• Problem
Reproduce all the entries exactly.

>> Start The records

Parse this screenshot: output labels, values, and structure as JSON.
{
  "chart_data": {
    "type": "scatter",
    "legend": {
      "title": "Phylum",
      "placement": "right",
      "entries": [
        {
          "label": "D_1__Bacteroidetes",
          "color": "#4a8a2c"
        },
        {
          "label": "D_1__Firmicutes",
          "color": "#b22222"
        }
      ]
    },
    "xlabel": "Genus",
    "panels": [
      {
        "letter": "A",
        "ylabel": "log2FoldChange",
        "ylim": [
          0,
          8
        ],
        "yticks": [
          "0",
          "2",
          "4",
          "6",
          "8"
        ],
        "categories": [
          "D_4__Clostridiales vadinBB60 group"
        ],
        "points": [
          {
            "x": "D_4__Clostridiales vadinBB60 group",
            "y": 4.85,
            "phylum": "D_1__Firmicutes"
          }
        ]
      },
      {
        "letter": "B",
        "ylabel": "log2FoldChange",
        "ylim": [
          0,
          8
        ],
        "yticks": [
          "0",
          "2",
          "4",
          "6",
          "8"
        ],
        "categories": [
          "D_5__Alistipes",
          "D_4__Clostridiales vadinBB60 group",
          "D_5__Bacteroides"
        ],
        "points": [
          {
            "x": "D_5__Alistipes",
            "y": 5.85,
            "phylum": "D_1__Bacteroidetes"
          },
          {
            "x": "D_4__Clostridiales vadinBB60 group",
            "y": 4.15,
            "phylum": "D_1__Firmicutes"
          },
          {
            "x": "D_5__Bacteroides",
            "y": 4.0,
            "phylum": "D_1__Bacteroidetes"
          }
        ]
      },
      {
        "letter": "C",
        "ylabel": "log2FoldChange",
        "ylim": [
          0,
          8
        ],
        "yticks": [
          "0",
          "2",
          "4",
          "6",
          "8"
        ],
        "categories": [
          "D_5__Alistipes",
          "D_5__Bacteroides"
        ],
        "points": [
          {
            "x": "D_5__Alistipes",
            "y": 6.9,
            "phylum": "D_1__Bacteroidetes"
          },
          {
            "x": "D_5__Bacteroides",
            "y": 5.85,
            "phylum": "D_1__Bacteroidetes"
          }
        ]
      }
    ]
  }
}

>> End The records

• Exercise result
Parse this screenshot: output labels, values, and structure as JSON.
{
  "chart_data": {
    "type": "scatter",
    "legend": {
      "title": "Phylum",
      "placement": "right",
      "entries": [
        {
          "label": "D_1__Bacteroidetes",
          "color": "#4a8a2c"
        },
        {
          "label": "D_1__Firmicutes",
          "color": "#b22222"
        }
      ]
    },
    "xlabel": "Genus",
    "panels": [
      {
        "letter": "A",
        "ylabel": "log2FoldChange",
        "ylim": [
          0,
          8
        ],
        "yticks": [
          "0",
          "2",
          "4",
          "6",
          "8"
        ],
        "categories": [
          "D_4__Clostridiales vadinBB60 group"
        ],
        "points": [
          {
            "x": "D_4__Clostridiales vadinBB60 group",
            "y": 4.85,
            "phylum": "D_1__Firmicutes"
          }
        ]
      },
      {
        "letter": "B",
        "ylabel": "log2FoldChange",
        "ylim": [
          0,
          8
        ],
        "yticks": [
          "0",
          "2",
          "4",
          "6",
          "8"
        ],
        "categories": [
          "D_5__Alistipes",
          "D_4__Clostridiales vadinBB60 group",
          "D_5__Bacteroides"
        ],
        "points": [
          {
            "x": "D_5__Alistipes",
            "y": 5.85,
            "phylum": "D_1__Bacteroidetes"
          },
          {
            "x": "D_4__Clostridiales vadinBB60 group",
            "y": 4.15,
            "phylum": "D_1__Firmicutes"
          },
          {
            "x": "D_5__Bacteroides",
            "y": 4.0,
            "phylum": "D_1__Bacteroidetes"
          }
        ]
      },
      {
        "letter": "C",
        "ylabel": "log2FoldChange",
        "ylim": [
          0,
          8
        ],
        "yticks": [
          "0",
          "2",
          "4",
          "6",
          "8"
        ],
        "categories": [
          "D_5__Alistipes",
          "D_5__Bacteroides"
        ],
        "points": [
          {
            "x": "D_5__Alistipes",
            "y": 6.9,
            "phylum": "D_1__Bacteroidetes"
          },
          {
            "x": "D_5__Bacteroides",
            "y": 5.85,
            "phylum": "D_1__Bacteroidetes"
          }
        ]
      }
    ]
  }
}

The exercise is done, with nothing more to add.